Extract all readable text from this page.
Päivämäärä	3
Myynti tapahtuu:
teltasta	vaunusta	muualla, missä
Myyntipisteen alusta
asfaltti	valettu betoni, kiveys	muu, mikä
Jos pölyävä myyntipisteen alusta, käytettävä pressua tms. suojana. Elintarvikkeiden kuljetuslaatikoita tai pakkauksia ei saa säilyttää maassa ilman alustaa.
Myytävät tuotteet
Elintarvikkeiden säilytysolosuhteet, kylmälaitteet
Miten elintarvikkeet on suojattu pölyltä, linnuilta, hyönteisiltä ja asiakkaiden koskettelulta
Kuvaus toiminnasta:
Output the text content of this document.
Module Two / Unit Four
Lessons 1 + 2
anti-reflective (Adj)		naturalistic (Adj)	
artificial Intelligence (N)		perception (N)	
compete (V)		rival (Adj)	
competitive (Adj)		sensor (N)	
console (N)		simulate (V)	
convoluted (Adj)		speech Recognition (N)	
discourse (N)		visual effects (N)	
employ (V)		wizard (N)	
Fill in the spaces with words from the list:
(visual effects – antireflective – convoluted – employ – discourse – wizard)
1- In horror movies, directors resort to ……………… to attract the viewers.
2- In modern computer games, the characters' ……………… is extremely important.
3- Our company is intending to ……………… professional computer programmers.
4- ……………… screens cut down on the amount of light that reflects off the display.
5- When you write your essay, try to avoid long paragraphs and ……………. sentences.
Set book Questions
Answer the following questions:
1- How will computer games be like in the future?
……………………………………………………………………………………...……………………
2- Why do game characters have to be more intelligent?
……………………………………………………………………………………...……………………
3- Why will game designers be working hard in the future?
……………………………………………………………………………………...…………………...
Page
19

*Exercise goal:* Take the entries and copy them out exactly.

*Correct response:*
Extract all readable text from this page.
Päivämäärä	3
Myynti tapahtuu:
teltasta	vaunusta	muualla, missä
Myyntipisteen alusta
asfaltti	valettu betoni, kiveys	muu, mikä
Jos pölyävä myyntipisteen alusta, käytettävä pressua tms. suojana. Elintarvikkeiden kuljetuslaatikoita tai pakkauksia ei saa säilyttää maassa ilman alustaa.
Myytävät tuotteet
Elintarvikkeiden säilytysolosuhteet, kylmälaitteet
Miten elintarvikkeet on suojattu pölyltä, linnuilta, hyönteisiltä ja asiakkaiden koskettelulta
Kuvaus toiminnasta:
Output the text content of this document.
Module Two / Unit Four
Lessons 1 + 2
anti-reflective (Adj)		naturalistic (Adj)	
artificial Intelligence (N)		perception (N)	
compete (V)		rival (Adj)	
competitive (Adj)		sensor (N)	
console (N)		simulate (V)	
convoluted (Adj)		speech Recognition (N)	
discourse (N)		visual effects (N)	
employ (V)		wizard (N)	
Fill in the spaces with words from the list:
(visual effects – antireflective – convoluted – employ – discourse – wizard)
1- In horror movies, directors resort to ……………… to attract the viewers.
2- In modern computer games, the characters' ……………… is extremely important.
3- Our company is intending to ……………… professional computer programmers.
4- ……………… screens cut down on the amount of light that reflects off the display.
5- When you write your essay, try to avoid long paragraphs and ……………. sentences.
Set book Questions
Answer the following questions:
1- How will computer games be like in the future?
……………………………………………………………………………………...……………………
2- Why do game characters have to be more intelligent?
……………………………………………………………………………………...……………………
3- Why will game designers be working hard in the future?
……………………………………………………………………………………...…………………...
Page
19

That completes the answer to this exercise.